WORK TO COMPLETE:
Will you give the material below again, every line exactly as it is?

** Start PROVIDED MATERIAL **

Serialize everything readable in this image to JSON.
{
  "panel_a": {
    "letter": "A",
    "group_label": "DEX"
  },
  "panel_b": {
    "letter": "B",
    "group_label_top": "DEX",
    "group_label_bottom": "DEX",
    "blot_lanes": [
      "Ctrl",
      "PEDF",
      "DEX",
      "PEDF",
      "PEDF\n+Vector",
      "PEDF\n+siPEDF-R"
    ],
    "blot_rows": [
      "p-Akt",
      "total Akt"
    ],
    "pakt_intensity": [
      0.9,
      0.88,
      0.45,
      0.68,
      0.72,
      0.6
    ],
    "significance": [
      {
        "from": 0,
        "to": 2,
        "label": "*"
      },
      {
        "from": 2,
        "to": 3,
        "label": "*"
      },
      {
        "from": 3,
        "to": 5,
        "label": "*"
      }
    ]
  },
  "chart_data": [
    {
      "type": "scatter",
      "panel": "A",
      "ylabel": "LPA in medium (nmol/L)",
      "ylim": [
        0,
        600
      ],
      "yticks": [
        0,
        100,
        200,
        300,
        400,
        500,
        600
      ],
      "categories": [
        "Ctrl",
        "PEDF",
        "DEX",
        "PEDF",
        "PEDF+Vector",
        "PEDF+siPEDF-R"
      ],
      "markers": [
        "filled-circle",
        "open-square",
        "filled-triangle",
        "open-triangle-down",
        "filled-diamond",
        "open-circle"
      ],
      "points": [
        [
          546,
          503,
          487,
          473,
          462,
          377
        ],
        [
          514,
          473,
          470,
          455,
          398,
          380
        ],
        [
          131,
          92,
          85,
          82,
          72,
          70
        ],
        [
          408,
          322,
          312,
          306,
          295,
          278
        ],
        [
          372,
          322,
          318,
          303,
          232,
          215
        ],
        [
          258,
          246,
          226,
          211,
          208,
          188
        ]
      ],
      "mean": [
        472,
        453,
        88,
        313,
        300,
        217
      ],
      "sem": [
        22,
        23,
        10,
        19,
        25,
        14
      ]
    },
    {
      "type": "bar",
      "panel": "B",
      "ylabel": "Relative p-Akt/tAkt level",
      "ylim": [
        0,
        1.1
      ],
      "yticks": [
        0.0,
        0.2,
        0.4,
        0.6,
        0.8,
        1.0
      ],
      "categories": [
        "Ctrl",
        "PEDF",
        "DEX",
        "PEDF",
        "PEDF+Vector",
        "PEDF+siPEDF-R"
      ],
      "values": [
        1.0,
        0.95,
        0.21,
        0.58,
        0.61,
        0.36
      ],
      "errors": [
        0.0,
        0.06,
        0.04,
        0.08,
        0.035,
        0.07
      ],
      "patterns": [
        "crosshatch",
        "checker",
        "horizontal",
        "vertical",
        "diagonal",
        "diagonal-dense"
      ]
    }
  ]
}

** End PROVIDED MATERIAL **

ANSWER TO THIS PROBLEM:
Serialize everything readable in this image to JSON.
{
  "panel_a": {
    "letter": "A",
    "group_label": "DEX"
  },
  "panel_b": {
    "letter": "B",
    "group_label_top": "DEX",
    "group_label_bottom": "DEX",
    "blot_lanes": [
      "Ctrl",
      "PEDF",
      "DEX",
      "PEDF",
      "PEDF\n+Vector",
      "PEDF\n+siPEDF-R"
    ],
    "blot_rows": [
      "p-Akt",
      "total Akt"
    ],
    "pakt_intensity": [
      0.9,
      0.88,
      0.45,
      0.68,
      0.72,
      0.6
    ],
    "significance": [
      {
        "from": 0,
        "to": 2,
        "label": "*"
      },
      {
        "from": 2,
        "to": 3,
        "label": "*"
      },
      {
        "from": 3,
        "to": 5,
        "label": "*"
      }
    ]
  },
  "chart_data": [
    {
      "type": "scatter",
      "panel": "A",
      "ylabel": "LPA in medium (nmol/L)",
      "ylim": [
        0,
        600
      ],
      "yticks": [
        0,
        100,
        200,
        300,
        400,
        500,
        600
      ],
      "categories": [
        "Ctrl",
        "PEDF",
        "DEX",
        "PEDF",
        "PEDF+Vector",
        "PEDF+siPEDF-R"
      ],
      "markers": [
        "filled-circle",
        "open-square",
        "filled-triangle",
        "open-triangle-down",
        "filled-diamond",
        "open-circle"
      ],
      "points": [
        [
          546,
          503,
          487,
          473,
          462,
          377
        ],
        [
          514,
          473,
          470,
          455,
          398,
          380
        ],
        [
          131,
          92,
          85,
          82,
          72,
          70
        ],
        [
          408,
          322,
          312,
          306,
          295,
          278
        ],
        [
          372,
          322,
          318,
          303,
          232,
          215
        ],
        [
          258,
          246,
          226,
          211,
          208,
          188
        ]
      ],
      "mean": [
        472,
        453,
        88,
        313,
        300,
        217
      ],
      "sem": [
        22,
        23,
        10,
        19,
        25,
        14
      ]
    },
    {
      "type": "bar",
      "panel": "B",
      "ylabel": "Relative p-Akt/tAkt level",
      "ylim": [
        0,
        1.1
      ],
      "yticks": [
        0.0,
        0.2,
        0.4,
        0.6,
        0.8,
        1.0
      ],
      "categories": [
        "Ctrl",
        "PEDF",
        "DEX",
        "PEDF",
        "PEDF+Vector",
        "PEDF+siPEDF-R"
      ],
      "values": [
        1.0,
        0.95,
        0.21,
        0.58,
        0.61,
        0.36
      ],
      "errors": [
        0.0,
        0.06,
        0.04,
        0.08,
        0.035,
        0.07
      ],
      "patterns": [
        "crosshatch",
        "checker",
        "horizontal",
        "vertical",
        "diagonal",
        "diagonal-dense"
      ]
    }
  ]
}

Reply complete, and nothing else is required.